Collected data

+--

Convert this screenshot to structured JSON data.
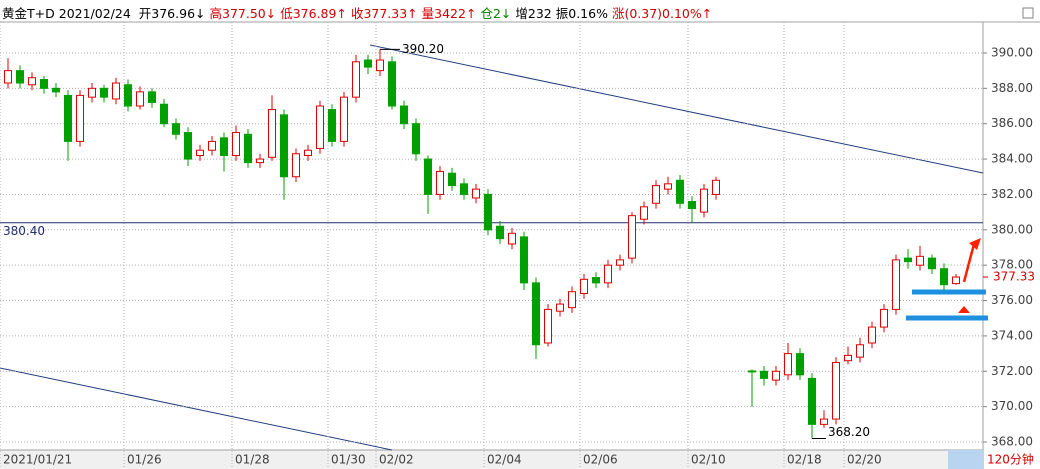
{
  "chart_data": {
    "type": "candlestick",
    "header": {
      "instrument": "黄金T+D",
      "date": "2021/02/24",
      "items": [
        {
          "text": "开376.96↓",
          "color": "#000000"
        },
        {
          "text": "高377.50↓",
          "color": "#d00000"
        },
        {
          "text": "低376.89↑",
          "color": "#d00000"
        },
        {
          "text": "收377.33↑",
          "color": "#d00000"
        },
        {
          "text": "量3422↑",
          "color": "#d00000"
        },
        {
          "text": "仓2↓",
          "color": "#008000"
        },
        {
          "text": "增232",
          "color": "#000000"
        },
        {
          "text": "振0.16%",
          "color": "#000000"
        },
        {
          "text": "涨(0.37)0.10%↑",
          "color": "#d00000"
        }
      ]
    },
    "categories": [
      "2021/01/21",
      null,
      null,
      null,
      null,
      null,
      null,
      null,
      null,
      null,
      "01/26",
      null,
      null,
      null,
      null,
      null,
      null,
      null,
      null,
      "01/28",
      null,
      null,
      null,
      null,
      null,
      null,
      null,
      "01/30",
      null,
      null,
      null,
      "02/02",
      null,
      null,
      null,
      null,
      null,
      null,
      null,
      null,
      "02/04",
      null,
      null,
      null,
      null,
      null,
      null,
      null,
      "02/06",
      null,
      null,
      null,
      null,
      null,
      null,
      null,
      null,
      "02/10",
      null,
      null,
      null,
      null,
      null,
      null,
      null,
      "02/18",
      null,
      null,
      null,
      null,
      "02/20",
      null,
      null,
      null,
      null,
      null,
      null,
      null,
      null,
      null
    ],
    "open": [
      388.3,
      389.0,
      388.2,
      388.5,
      388.0,
      387.6,
      385.0,
      387.5,
      388.0,
      387.4,
      388.2,
      387.0,
      387.8,
      387.1,
      386.0,
      385.5,
      384.2,
      384.5,
      385.2,
      384.2,
      385.4,
      383.8,
      384.1,
      386.5,
      383.0,
      384.2,
      384.6,
      386.8,
      385.0,
      387.5,
      389.6,
      389.0,
      389.5,
      387.0,
      386.0,
      384.0,
      382.0,
      383.2,
      382.6,
      381.8,
      382.0,
      380.2,
      379.2,
      379.6,
      377.0,
      373.6,
      375.4,
      375.6,
      376.4,
      377.3,
      377.0,
      378.0,
      378.4,
      380.6,
      381.5,
      382.3,
      382.8,
      381.6,
      381.0,
      382.0,
      null,
      null,
      372.02,
      372.0,
      371.5,
      371.8,
      373.0,
      371.6,
      369.0,
      369.3,
      372.6,
      372.8,
      373.6,
      374.5,
      375.5,
      378.4,
      378.0,
      378.4,
      377.8,
      376.96
    ],
    "high": [
      389.7,
      389.3,
      388.9,
      388.7,
      388.3,
      387.9,
      387.9,
      388.3,
      388.2,
      388.6,
      388.5,
      388.1,
      388.0,
      387.4,
      386.3,
      385.8,
      384.8,
      385.3,
      385.5,
      385.9,
      385.7,
      384.3,
      387.6,
      386.8,
      384.6,
      384.8,
      387.3,
      387.1,
      387.8,
      389.9,
      389.9,
      390.2,
      389.8,
      387.3,
      386.3,
      384.2,
      383.6,
      383.5,
      382.9,
      382.6,
      382.3,
      380.5,
      380.1,
      379.9,
      377.3,
      375.8,
      376.1,
      376.8,
      377.5,
      377.6,
      378.3,
      378.6,
      381.0,
      381.6,
      382.8,
      383.0,
      383.1,
      381.9,
      382.6,
      383.0,
      null,
      null,
      372.1,
      372.3,
      372.3,
      373.6,
      373.3,
      371.9,
      369.8,
      372.8,
      373.4,
      373.9,
      374.8,
      375.8,
      378.6,
      378.9,
      379.1,
      378.6,
      378.1,
      377.5
    ],
    "low": [
      388.0,
      388.0,
      387.9,
      387.7,
      387.5,
      383.9,
      384.7,
      387.2,
      387.2,
      387.1,
      386.7,
      386.8,
      386.9,
      385.8,
      385.1,
      383.6,
      383.9,
      384.2,
      383.3,
      383.9,
      383.5,
      383.5,
      383.9,
      381.7,
      382.7,
      383.9,
      384.3,
      384.7,
      384.7,
      387.2,
      388.8,
      388.7,
      386.8,
      385.7,
      383.9,
      380.9,
      381.7,
      382.2,
      381.7,
      381.5,
      379.7,
      379.2,
      378.9,
      376.6,
      372.7,
      373.4,
      375.1,
      375.3,
      376.1,
      376.7,
      376.7,
      377.7,
      378.1,
      380.3,
      381.2,
      382.0,
      381.2,
      380.4,
      380.7,
      381.7,
      null,
      null,
      370.0,
      371.2,
      371.2,
      371.5,
      371.5,
      368.2,
      368.8,
      369.0,
      372.4,
      372.5,
      373.3,
      374.2,
      375.2,
      377.8,
      377.7,
      377.5,
      376.6,
      376.89
    ],
    "close": [
      389.0,
      388.3,
      388.6,
      388.0,
      387.8,
      385.0,
      387.6,
      388.0,
      387.5,
      388.3,
      387.0,
      387.8,
      387.2,
      386.0,
      385.4,
      384.0,
      384.5,
      385.0,
      384.2,
      385.5,
      383.8,
      384.0,
      386.8,
      383.0,
      384.3,
      384.5,
      387.0,
      385.0,
      387.5,
      389.5,
      389.2,
      389.6,
      387.0,
      386.0,
      384.3,
      382.0,
      383.3,
      382.5,
      382.0,
      382.3,
      380.0,
      379.5,
      379.8,
      377.0,
      373.5,
      375.5,
      375.8,
      376.5,
      377.2,
      377.0,
      378.0,
      378.3,
      380.8,
      381.3,
      382.5,
      382.6,
      381.5,
      381.2,
      382.3,
      382.8,
      null,
      null,
      372.0,
      371.6,
      372.0,
      373.0,
      371.8,
      369.0,
      369.3,
      372.5,
      372.9,
      373.5,
      374.5,
      375.5,
      378.3,
      378.2,
      378.5,
      377.8,
      376.9,
      377.33
    ],
    "up_color": "#e00000",
    "down_color": "#00a000",
    "ylim": [
      367.55,
      391.75
    ],
    "yticks": [
      {
        "value": 368,
        "label": "368.00"
      },
      {
        "value": 370,
        "label": "370.00"
      },
      {
        "value": 372,
        "label": "372.00"
      },
      {
        "value": 374,
        "label": "374.00"
      },
      {
        "value": 376,
        "label": "376.00"
      },
      {
        "value": 378,
        "label": "378.00"
      },
      {
        "value": 380,
        "label": "380.00"
      },
      {
        "value": 382,
        "label": "382.00"
      },
      {
        "value": 384,
        "label": "384.00"
      },
      {
        "value": 386,
        "label": "386.00"
      },
      {
        "value": 388,
        "label": "388.00"
      },
      {
        "value": 390,
        "label": "390.00"
      }
    ],
    "hline": {
      "value": 380.4,
      "label": "380.40"
    },
    "max_label": {
      "value": 390.2,
      "label": "390.20"
    },
    "min_label": {
      "value": 368.2,
      "label": "368.20"
    },
    "last_price": {
      "value": 377.33,
      "label": "377.33"
    },
    "period": "120分钟"
  }
}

+--

*Task goal*
Every line of the listing that holds "text" should be found and copied.

*Solution to this task*
          "text": "开376.96↓",
          "text": "高377.50↓",
          "text": "低376.89↑",
          "text": "收377.33↑",
          "text": "量3422↑",
          "text": "仓2↓",
          "text": "增232",
          "text": "振0.16%",
          "text": "涨(0.37)0.10%↑",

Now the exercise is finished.